• **Problem details**
Which lines hold the word "JSON"? Copy each of them.

-- START --

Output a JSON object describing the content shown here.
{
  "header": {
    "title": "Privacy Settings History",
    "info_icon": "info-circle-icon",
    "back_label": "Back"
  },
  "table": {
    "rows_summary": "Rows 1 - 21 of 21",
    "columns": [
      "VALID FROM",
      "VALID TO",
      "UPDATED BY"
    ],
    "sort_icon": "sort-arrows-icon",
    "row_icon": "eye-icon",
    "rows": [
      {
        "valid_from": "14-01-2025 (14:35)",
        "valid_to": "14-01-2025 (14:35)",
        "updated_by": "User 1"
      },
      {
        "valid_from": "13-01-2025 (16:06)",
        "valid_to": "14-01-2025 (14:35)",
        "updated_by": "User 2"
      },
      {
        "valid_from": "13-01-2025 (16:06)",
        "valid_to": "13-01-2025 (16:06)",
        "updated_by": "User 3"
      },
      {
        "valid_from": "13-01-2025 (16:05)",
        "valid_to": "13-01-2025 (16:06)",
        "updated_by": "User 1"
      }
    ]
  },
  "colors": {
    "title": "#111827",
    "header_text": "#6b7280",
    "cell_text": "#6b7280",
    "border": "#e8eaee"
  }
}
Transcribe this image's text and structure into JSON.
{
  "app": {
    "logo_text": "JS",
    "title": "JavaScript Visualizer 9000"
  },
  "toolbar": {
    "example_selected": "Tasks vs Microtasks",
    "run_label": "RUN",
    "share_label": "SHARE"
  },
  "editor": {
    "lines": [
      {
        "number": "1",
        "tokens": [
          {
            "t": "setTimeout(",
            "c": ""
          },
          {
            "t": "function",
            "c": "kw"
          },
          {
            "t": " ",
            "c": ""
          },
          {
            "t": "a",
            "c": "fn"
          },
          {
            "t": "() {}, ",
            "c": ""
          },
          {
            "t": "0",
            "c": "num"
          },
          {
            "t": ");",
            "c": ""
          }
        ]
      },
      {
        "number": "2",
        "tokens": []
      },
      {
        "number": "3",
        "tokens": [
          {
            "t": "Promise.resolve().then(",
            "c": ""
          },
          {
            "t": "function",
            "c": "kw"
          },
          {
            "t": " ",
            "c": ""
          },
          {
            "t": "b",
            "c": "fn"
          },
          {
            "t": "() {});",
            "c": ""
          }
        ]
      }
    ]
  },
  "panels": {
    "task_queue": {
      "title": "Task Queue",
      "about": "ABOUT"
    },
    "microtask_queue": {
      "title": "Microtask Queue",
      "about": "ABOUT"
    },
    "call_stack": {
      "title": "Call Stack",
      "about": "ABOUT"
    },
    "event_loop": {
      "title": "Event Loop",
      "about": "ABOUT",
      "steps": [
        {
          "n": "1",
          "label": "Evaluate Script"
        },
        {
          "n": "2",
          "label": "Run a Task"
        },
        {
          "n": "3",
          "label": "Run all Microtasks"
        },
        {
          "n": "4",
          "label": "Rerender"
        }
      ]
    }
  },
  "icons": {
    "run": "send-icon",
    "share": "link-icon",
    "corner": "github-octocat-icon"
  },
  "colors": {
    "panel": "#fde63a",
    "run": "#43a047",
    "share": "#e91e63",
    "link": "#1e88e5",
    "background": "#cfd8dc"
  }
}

-- END --

• **The response**
Output a JSON object describing the content shown here.
Transcribe this image's text and structure into JSON.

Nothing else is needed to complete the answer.